STATED EXERCISE =
Please give the entries again in full and exactly, without any picture.

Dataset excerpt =
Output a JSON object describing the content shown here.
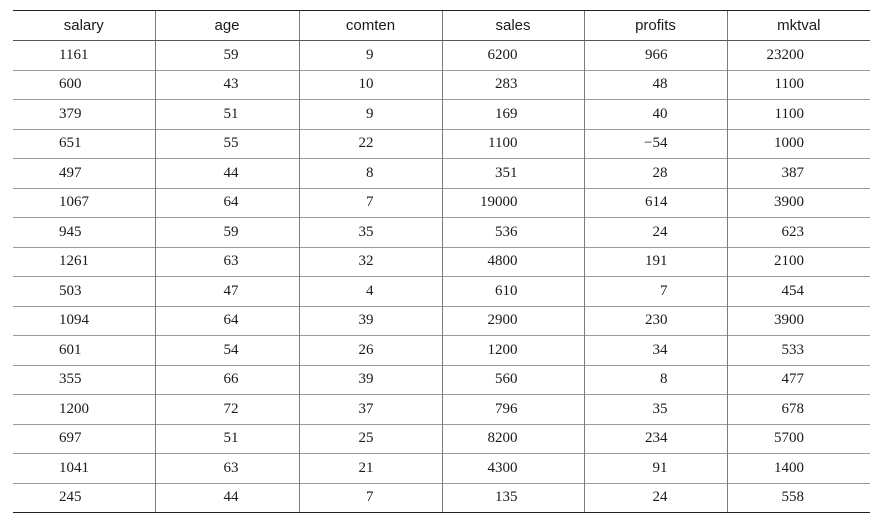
{
  "table": {
    "columns": [
      "salary",
      "age",
      "comten",
      "sales",
      "profits",
      "mktval"
    ],
    "rows": [
      [
        "1161",
        "59",
        "9",
        "6200",
        "966",
        "23200"
      ],
      [
        "600",
        "43",
        "10",
        "283",
        "48",
        "1100"
      ],
      [
        "379",
        "51",
        "9",
        "169",
        "40",
        "1100"
      ],
      [
        "651",
        "55",
        "22",
        "1100",
        "−54",
        "1000"
      ],
      [
        "497",
        "44",
        "8",
        "351",
        "28",
        "387"
      ],
      [
        "1067",
        "64",
        "7",
        "19000",
        "614",
        "3900"
      ],
      [
        "945",
        "59",
        "35",
        "536",
        "24",
        "623"
      ],
      [
        "1261",
        "63",
        "32",
        "4800",
        "191",
        "2100"
      ],
      [
        "503",
        "47",
        "4",
        "610",
        "7",
        "454"
      ],
      [
        "1094",
        "64",
        "39",
        "2900",
        "230",
        "3900"
      ],
      [
        "601",
        "54",
        "26",
        "1200",
        "34",
        "533"
      ],
      [
        "355",
        "66",
        "39",
        "560",
        "8",
        "477"
      ],
      [
        "1200",
        "72",
        "37",
        "796",
        "35",
        "678"
      ],
      [
        "697",
        "51",
        "25",
        "8200",
        "234",
        "5700"
      ],
      [
        "1041",
        "63",
        "21",
        "4300",
        "91",
        "1400"
      ],
      [
        "245",
        "44",
        "7",
        "135",
        "24",
        "558"
      ]
    ]
  }
}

OUTPUT OF THE EXERCISE =
Output a JSON object describing the content shown here.
{
  "table": {
    "columns": [
      "salary",
      "age",
      "comten",
      "sales",
      "profits",
      "mktval"
    ],
    "rows": [
      [
        "1161",
        "59",
        "9",
        "6200",
        "966",
        "23200"
      ],
      [
        "600",
        "43",
        "10",
        "283",
        "48",
        "1100"
      ],
      [
        "379",
        "51",
        "9",
        "169",
        "40",
        "1100"
      ],
      [
        "651",
        "55",
        "22",
        "1100",
        "−54",
        "1000"
      ],
      [
        "497",
        "44",
        "8",
        "351",
        "28",
        "387"
      ],
      [
        "1067",
        "64",
        "7",
        "19000",
        "614",
        "3900"
      ],
      [
        "945",
        "59",
        "35",
        "536",
        "24",
        "623"
      ],
      [
        "1261",
        "63",
        "32",
        "4800",
        "191",
        "2100"
      ],
      [
        "503",
        "47",
        "4",
        "610",
        "7",
        "454"
      ],
      [
        "1094",
        "64",
        "39",
        "2900",
        "230",
        "3900"
      ],
      [
        "601",
        "54",
        "26",
        "1200",
        "34",
        "533"
      ],
      [
        "355",
        "66",
        "39",
        "560",
        "8",
        "477"
      ],
      [
        "1200",
        "72",
        "37",
        "796",
        "35",
        "678"
      ],
      [
        "697",
        "51",
        "25",
        "8200",
        "234",
        "5700"
      ],
      [
        "1041",
        "63",
        "21",
        "4300",
        "91",
        "1400"
      ],
      [
        "245",
        "44",
        "7",
        "135",
        "24",
        "558"
      ]
    ]
  }
}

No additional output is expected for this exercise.